### Requirement
From the records, pick out and copy each line containing "name".

[Extracts from a graphics dataset]
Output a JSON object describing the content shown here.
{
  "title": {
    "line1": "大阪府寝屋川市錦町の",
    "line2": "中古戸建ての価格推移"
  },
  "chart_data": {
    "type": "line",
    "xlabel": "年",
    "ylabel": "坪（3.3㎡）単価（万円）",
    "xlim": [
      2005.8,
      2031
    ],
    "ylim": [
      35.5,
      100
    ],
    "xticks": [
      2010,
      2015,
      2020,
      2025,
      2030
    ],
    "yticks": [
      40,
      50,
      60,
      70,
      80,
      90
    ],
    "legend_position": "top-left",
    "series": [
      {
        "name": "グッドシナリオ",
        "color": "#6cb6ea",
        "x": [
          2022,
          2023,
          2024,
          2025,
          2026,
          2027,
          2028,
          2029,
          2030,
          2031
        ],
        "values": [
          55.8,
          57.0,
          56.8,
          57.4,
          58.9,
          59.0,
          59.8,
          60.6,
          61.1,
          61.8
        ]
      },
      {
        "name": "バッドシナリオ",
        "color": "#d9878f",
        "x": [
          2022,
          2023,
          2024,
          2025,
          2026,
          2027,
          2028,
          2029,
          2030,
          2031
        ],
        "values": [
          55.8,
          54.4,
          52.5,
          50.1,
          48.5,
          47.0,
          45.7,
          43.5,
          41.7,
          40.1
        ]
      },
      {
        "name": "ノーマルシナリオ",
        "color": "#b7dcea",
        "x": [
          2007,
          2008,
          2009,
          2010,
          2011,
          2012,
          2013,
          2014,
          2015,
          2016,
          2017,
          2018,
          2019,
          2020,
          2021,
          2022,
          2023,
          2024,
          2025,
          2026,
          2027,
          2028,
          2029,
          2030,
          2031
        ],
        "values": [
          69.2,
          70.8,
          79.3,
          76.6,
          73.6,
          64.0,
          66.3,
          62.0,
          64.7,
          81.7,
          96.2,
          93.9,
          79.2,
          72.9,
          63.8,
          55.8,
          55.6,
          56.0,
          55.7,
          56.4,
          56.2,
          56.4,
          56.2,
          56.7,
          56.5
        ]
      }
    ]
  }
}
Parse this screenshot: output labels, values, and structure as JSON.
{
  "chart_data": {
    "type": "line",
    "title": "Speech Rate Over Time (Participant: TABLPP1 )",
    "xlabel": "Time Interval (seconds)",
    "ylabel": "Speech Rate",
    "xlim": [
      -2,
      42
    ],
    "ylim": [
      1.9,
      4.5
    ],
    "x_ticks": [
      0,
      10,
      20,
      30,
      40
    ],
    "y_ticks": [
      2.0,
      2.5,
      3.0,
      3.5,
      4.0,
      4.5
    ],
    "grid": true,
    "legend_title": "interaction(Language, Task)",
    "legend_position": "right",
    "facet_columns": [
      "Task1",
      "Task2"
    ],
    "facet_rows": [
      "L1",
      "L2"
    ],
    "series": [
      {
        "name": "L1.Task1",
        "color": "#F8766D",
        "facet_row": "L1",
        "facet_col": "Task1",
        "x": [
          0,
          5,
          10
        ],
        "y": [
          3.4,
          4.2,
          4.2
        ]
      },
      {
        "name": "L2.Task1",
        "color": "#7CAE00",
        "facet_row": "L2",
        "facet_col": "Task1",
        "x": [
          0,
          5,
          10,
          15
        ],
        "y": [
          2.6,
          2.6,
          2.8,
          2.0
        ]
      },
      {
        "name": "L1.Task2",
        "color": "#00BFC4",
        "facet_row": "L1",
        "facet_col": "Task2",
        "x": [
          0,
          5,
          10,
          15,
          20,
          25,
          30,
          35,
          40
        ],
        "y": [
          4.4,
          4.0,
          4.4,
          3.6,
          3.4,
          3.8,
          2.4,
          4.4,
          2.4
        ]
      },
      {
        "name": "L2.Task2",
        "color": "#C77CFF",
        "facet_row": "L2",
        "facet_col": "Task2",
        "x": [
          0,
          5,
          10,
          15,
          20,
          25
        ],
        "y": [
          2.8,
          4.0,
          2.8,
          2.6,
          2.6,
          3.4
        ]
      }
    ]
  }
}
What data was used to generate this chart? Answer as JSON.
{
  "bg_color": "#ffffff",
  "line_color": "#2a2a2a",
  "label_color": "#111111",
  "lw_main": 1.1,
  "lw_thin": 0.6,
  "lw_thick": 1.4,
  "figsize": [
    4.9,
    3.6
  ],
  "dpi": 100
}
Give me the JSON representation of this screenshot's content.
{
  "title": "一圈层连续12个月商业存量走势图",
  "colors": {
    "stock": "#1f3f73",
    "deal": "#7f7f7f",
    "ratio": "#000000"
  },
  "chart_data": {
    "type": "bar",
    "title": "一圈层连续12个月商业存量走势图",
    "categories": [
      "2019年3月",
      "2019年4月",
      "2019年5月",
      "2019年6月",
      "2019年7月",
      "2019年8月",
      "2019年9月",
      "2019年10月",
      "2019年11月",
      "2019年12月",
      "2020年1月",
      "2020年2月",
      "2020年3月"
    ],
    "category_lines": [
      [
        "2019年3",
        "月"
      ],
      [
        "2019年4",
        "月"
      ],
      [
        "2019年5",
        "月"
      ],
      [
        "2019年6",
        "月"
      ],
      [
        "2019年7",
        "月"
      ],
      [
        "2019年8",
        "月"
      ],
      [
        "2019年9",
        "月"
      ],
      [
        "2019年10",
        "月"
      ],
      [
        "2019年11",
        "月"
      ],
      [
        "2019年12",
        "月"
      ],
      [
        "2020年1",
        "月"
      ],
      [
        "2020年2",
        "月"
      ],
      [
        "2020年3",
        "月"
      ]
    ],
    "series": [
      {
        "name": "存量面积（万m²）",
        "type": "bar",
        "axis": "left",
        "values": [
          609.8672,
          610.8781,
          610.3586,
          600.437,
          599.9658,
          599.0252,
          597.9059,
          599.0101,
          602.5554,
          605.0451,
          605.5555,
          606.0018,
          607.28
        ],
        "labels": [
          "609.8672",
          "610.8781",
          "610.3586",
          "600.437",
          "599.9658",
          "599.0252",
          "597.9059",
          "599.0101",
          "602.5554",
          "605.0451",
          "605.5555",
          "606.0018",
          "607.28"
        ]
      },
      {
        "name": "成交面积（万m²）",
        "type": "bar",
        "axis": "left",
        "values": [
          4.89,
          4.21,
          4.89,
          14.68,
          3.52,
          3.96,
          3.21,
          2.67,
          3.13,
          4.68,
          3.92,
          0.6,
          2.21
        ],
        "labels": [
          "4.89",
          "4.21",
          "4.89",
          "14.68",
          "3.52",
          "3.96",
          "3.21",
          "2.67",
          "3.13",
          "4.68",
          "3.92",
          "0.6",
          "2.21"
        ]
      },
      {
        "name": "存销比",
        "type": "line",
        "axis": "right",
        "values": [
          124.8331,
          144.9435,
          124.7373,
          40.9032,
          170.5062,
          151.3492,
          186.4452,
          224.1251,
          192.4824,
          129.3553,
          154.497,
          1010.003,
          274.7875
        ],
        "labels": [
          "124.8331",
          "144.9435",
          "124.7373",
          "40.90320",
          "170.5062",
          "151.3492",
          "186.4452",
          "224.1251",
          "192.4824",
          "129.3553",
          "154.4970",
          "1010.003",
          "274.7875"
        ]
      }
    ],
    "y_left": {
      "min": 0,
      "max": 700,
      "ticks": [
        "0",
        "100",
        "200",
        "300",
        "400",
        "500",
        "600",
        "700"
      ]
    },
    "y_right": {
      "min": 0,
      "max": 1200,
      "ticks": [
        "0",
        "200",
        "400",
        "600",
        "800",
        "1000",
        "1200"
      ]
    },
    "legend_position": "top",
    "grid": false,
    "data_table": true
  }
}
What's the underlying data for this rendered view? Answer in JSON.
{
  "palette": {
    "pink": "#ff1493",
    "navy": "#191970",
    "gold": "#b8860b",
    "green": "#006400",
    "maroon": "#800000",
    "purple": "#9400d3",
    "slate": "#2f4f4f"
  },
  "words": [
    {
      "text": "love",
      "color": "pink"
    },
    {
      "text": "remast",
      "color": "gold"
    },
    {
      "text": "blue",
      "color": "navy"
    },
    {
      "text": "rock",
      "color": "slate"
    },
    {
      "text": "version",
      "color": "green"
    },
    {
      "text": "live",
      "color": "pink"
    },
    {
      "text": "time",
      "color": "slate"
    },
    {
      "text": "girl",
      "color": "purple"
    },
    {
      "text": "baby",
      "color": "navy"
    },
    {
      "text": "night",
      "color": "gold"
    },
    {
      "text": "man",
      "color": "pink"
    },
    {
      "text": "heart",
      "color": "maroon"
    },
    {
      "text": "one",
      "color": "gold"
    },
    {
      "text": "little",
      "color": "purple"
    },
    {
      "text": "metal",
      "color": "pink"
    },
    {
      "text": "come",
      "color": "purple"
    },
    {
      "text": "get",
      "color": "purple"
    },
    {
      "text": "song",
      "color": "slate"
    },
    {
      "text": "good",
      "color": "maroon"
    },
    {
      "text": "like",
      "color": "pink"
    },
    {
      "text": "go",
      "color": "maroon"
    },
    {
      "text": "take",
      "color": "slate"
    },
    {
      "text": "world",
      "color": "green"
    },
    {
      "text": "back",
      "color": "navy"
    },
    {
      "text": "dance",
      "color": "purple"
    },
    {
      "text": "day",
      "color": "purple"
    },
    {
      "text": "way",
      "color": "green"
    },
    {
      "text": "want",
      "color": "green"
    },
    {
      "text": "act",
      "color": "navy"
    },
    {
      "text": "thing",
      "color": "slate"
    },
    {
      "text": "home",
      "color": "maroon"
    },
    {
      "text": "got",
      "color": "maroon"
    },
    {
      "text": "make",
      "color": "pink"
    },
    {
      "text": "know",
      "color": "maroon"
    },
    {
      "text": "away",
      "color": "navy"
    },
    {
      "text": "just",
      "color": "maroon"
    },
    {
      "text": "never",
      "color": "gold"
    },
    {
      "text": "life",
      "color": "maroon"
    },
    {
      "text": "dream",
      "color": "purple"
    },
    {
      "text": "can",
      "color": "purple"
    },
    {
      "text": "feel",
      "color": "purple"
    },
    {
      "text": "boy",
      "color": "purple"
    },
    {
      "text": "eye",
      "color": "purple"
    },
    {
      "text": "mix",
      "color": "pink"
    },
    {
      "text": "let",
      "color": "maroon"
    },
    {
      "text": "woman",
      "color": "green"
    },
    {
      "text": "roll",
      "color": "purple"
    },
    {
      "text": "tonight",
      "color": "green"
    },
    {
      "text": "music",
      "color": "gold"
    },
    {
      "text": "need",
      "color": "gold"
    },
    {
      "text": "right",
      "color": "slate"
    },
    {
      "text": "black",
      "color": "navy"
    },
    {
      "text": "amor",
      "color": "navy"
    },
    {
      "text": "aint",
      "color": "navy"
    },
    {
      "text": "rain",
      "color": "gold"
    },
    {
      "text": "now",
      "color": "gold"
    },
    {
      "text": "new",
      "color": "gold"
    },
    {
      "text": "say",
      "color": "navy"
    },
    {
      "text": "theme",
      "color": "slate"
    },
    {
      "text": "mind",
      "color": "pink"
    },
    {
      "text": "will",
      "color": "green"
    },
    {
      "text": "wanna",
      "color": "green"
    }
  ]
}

### Response
        "name": "グッドシナリオ",
        "name": "バッドシナリオ",
        "name": "ノーマルシナリオ",
        "name": "L1.Task1",
        "name": "L2.Task1",
        "name": "L1.Task2",
        "name": "L2.Task2",
        "name": "存量面积（万m²）",
        "name": "成交面积（万m²）",
        "name": "存销比",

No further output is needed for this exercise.